begin

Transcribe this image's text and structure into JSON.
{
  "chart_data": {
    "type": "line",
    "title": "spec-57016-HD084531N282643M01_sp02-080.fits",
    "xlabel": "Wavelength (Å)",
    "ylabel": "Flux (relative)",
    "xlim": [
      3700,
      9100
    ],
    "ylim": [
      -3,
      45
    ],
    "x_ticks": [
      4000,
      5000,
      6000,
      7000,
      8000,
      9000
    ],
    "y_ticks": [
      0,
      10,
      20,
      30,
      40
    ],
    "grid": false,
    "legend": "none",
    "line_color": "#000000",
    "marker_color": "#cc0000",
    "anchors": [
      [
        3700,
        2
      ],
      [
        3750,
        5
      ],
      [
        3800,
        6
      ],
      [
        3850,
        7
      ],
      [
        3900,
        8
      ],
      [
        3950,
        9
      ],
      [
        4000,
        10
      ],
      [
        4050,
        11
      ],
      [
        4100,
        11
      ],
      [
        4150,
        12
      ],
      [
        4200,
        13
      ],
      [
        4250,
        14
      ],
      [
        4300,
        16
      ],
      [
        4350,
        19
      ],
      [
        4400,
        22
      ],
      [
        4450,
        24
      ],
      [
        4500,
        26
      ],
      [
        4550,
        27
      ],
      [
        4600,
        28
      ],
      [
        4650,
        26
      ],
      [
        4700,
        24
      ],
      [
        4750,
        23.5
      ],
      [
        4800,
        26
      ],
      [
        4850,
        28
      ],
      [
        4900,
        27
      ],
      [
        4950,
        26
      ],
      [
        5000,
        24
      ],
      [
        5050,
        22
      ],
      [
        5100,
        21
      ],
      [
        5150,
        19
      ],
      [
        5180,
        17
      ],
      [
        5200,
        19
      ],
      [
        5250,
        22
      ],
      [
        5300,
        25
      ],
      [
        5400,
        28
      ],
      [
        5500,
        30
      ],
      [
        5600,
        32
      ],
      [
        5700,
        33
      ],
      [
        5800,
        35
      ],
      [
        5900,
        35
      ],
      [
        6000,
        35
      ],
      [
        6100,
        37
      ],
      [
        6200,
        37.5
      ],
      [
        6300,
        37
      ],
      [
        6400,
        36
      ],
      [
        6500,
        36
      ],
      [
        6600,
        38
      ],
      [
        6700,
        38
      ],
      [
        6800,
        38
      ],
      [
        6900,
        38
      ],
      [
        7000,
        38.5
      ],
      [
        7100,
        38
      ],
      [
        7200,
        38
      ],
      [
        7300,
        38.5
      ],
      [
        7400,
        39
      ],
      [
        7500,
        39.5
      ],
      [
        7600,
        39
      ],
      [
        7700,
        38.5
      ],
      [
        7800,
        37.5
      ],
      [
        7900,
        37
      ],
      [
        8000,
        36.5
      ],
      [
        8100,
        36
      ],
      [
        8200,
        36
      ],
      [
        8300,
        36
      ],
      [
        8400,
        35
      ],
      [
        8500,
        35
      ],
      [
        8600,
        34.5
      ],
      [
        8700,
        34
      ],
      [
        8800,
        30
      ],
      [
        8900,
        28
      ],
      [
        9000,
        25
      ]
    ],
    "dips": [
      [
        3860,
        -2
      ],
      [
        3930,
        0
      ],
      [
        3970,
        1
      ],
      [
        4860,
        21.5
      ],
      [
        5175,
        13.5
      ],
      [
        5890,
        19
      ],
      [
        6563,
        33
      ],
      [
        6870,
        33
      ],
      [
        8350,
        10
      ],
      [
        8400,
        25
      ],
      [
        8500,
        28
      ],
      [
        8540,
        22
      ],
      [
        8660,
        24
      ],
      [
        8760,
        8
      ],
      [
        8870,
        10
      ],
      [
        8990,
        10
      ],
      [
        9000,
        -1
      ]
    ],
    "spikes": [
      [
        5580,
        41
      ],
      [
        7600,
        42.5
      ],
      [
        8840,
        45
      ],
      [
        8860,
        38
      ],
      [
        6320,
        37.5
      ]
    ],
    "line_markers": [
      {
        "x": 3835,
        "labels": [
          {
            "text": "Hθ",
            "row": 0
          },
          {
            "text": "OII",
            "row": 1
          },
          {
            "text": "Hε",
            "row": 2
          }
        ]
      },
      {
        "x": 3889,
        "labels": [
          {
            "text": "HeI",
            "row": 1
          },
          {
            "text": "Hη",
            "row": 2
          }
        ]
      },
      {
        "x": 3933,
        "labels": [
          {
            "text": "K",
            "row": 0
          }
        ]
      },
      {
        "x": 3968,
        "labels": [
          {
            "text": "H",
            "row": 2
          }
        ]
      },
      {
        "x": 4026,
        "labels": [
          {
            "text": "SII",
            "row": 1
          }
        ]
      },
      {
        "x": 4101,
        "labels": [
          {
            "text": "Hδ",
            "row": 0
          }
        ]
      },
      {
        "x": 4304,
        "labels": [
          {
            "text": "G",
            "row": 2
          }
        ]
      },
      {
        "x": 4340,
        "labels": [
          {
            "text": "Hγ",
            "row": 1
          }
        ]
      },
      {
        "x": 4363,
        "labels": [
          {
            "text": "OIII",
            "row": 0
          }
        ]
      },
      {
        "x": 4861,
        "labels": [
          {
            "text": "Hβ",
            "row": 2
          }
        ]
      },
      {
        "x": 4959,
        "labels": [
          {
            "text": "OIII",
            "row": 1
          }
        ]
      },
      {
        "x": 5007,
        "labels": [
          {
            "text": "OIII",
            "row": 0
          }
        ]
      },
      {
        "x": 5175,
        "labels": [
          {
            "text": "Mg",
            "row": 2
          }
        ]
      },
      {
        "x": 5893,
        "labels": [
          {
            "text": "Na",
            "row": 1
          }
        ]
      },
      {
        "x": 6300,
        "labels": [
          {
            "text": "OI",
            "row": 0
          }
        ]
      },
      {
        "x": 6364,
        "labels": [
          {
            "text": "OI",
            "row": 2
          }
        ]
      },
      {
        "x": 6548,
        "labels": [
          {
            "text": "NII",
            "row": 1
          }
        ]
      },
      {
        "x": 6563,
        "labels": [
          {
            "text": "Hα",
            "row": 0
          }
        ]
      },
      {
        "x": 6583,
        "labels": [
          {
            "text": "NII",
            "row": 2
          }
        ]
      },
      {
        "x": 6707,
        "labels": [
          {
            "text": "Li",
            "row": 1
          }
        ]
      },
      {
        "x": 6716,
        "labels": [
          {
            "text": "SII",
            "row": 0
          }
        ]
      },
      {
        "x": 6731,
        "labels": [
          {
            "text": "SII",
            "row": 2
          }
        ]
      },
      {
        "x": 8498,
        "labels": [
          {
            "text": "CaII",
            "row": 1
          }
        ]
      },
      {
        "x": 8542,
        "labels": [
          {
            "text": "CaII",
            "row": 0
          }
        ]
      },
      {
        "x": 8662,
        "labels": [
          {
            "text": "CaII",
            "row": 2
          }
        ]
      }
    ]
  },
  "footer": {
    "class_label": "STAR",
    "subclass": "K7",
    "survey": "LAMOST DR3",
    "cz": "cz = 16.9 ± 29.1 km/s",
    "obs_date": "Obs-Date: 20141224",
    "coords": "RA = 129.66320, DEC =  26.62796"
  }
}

end

_Exercise description_
Faithfully transcribe the whole of the data.

_Written response_
Transcribe this image's text and structure into JSON.
{
  "chart_data": {
    "type": "line",
    "title": "spec-57016-HD084531N282643M01_sp02-080.fits",
    "xlabel": "Wavelength (Å)",
    "ylabel": "Flux (relative)",
    "xlim": [
      3700,
      9100
    ],
    "ylim": [
      -3,
      45
    ],
    "x_ticks": [
      4000,
      5000,
      6000,
      7000,
      8000,
      9000
    ],
    "y_ticks": [
      0,
      10,
      20,
      30,
      40
    ],
    "grid": false,
    "legend": "none",
    "line_color": "#000000",
    "marker_color": "#cc0000",
    "anchors": [
      [
        3700,
        2
      ],
      [
        3750,
        5
      ],
      [
        3800,
        6
      ],
      [
        3850,
        7
      ],
      [
        3900,
        8
      ],
      [
        3950,
        9
      ],
      [
        4000,
        10
      ],
      [
        4050,
        11
      ],
      [
        4100,
        11
      ],
      [
        4150,
        12
      ],
      [
        4200,
        13
      ],
      [
        4250,
        14
      ],
      [
        4300,
        16
      ],
      [
        4350,
        19
      ],
      [
        4400,
        22
      ],
      [
        4450,
        24
      ],
      [
        4500,
        26
      ],
      [
        4550,
        27
      ],
      [
        4600,
        28
      ],
      [
        4650,
        26
      ],
      [
        4700,
        24
      ],
      [
        4750,
        23.5
      ],
      [
        4800,
        26
      ],
      [
        4850,
        28
      ],
      [
        4900,
        27
      ],
      [
        4950,
        26
      ],
      [
        5000,
        24
      ],
      [
        5050,
        22
      ],
      [
        5100,
        21
      ],
      [
        5150,
        19
      ],
      [
        5180,
        17
      ],
      [
        5200,
        19
      ],
      [
        5250,
        22
      ],
      [
        5300,
        25
      ],
      [
        5400,
        28
      ],
      [
        5500,
        30
      ],
      [
        5600,
        32
      ],
      [
        5700,
        33
      ],
      [
        5800,
        35
      ],
      [
        5900,
        35
      ],
      [
        6000,
        35
      ],
      [
        6100,
        37
      ],
      [
        6200,
        37.5
      ],
      [
        6300,
        37
      ],
      [
        6400,
        36
      ],
      [
        6500,
        36
      ],
      [
        6600,
        38
      ],
      [
        6700,
        38
      ],
      [
        6800,
        38
      ],
      [
        6900,
        38
      ],
      [
        7000,
        38.5
      ],
      [
        7100,
        38
      ],
      [
        7200,
        38
      ],
      [
        7300,
        38.5
      ],
      [
        7400,
        39
      ],
      [
        7500,
        39.5
      ],
      [
        7600,
        39
      ],
      [
        7700,
        38.5
      ],
      [
        7800,
        37.5
      ],
      [
        7900,
        37
      ],
      [
        8000,
        36.5
      ],
      [
        8100,
        36
      ],
      [
        8200,
        36
      ],
      [
        8300,
        36
      ],
      [
        8400,
        35
      ],
      [
        8500,
        35
      ],
      [
        8600,
        34.5
      ],
      [
        8700,
        34
      ],
      [
        8800,
        30
      ],
      [
        8900,
        28
      ],
      [
        9000,
        25
      ]
    ],
    "dips": [
      [
        3860,
        -2
      ],
      [
        3930,
        0
      ],
      [
        3970,
        1
      ],
      [
        4860,
        21.5
      ],
      [
        5175,
        13.5
      ],
      [
        5890,
        19
      ],
      [
        6563,
        33
      ],
      [
        6870,
        33
      ],
      [
        8350,
        10
      ],
      [
        8400,
        25
      ],
      [
        8500,
        28
      ],
      [
        8540,
        22
      ],
      [
        8660,
        24
      ],
      [
        8760,
        8
      ],
      [
        8870,
        10
      ],
      [
        8990,
        10
      ],
      [
        9000,
        -1
      ]
    ],
    "spikes": [
      [
        5580,
        41
      ],
      [
        7600,
        42.5
      ],
      [
        8840,
        45
      ],
      [
        8860,
        38
      ],
      [
        6320,
        37.5
      ]
    ],
    "line_markers": [
      {
        "x": 3835,
        "labels": [
          {
            "text": "Hθ",
            "row": 0
          },
          {
            "text": "OII",
            "row": 1
          },
          {
            "text": "Hε",
            "row": 2
          }
        ]
      },
      {
        "x": 3889,
        "labels": [
          {
            "text": "HeI",
            "row": 1
          },
          {
            "text": "Hη",
            "row": 2
          }
        ]
      },
      {
        "x": 3933,
        "labels": [
          {
            "text": "K",
            "row": 0
          }
        ]
      },
      {
        "x": 3968,
        "labels": [
          {
            "text": "H",
            "row": 2
          }
        ]
      },
      {
        "x": 4026,
        "labels": [
          {
            "text": "SII",
            "row": 1
          }
        ]
      },
      {
        "x": 4101,
        "labels": [
          {
            "text": "Hδ",
            "row": 0
          }
        ]
      },
      {
        "x": 4304,
        "labels": [
          {
            "text": "G",
            "row": 2
          }
        ]
      },
      {
        "x": 4340,
        "labels": [
          {
            "text": "Hγ",
            "row": 1
          }
        ]
      },
      {
        "x": 4363,
        "labels": [
          {
            "text": "OIII",
            "row": 0
          }
        ]
      },
      {
        "x": 4861,
        "labels": [
          {
            "text": "Hβ",
            "row": 2
          }
        ]
      },
      {
        "x": 4959,
        "labels": [
          {
            "text": "OIII",
            "row": 1
          }
        ]
      },
      {
        "x": 5007,
        "labels": [
          {
            "text": "OIII",
            "row": 0
          }
        ]
      },
      {
        "x": 5175,
        "labels": [
          {
            "text": "Mg",
            "row": 2
          }
        ]
      },
      {
        "x": 5893,
        "labels": [
          {
            "text": "Na",
            "row": 1
          }
        ]
      },
      {
        "x": 6300,
        "labels": [
          {
            "text": "OI",
            "row": 0
          }
        ]
      },
      {
        "x": 6364,
        "labels": [
          {
            "text": "OI",
            "row": 2
          }
        ]
      },
      {
        "x": 6548,
        "labels": [
          {
            "text": "NII",
            "row": 1
          }
        ]
      },
      {
        "x": 6563,
        "labels": [
          {
            "text": "Hα",
            "row": 0
          }
        ]
      },
      {
        "x": 6583,
        "labels": [
          {
            "text": "NII",
            "row": 2
          }
        ]
      },
      {
        "x": 6707,
        "labels": [
          {
            "text": "Li",
            "row": 1
          }
        ]
      },
      {
        "x": 6716,
        "labels": [
          {
            "text": "SII",
            "row": 0
          }
        ]
      },
      {
        "x": 6731,
        "labels": [
          {
            "text": "SII",
            "row": 2
          }
        ]
      },
      {
        "x": 8498,
        "labels": [
          {
            "text": "CaII",
            "row": 1
          }
        ]
      },
      {
        "x": 8542,
        "labels": [
          {
            "text": "CaII",
            "row": 0
          }
        ]
      },
      {
        "x": 8662,
        "labels": [
          {
            "text": "CaII",
            "row": 2
          }
        ]
      }
    ]
  },
  "footer": {
    "class_label": "STAR",
    "subclass": "K7",
    "survey": "LAMOST DR3",
    "cz": "cz = 16.9 ± 29.1 km/s",
    "obs_date": "Obs-Date: 20141224",
    "coords": "RA = 129.66320, DEC =  26.62796"
  }
}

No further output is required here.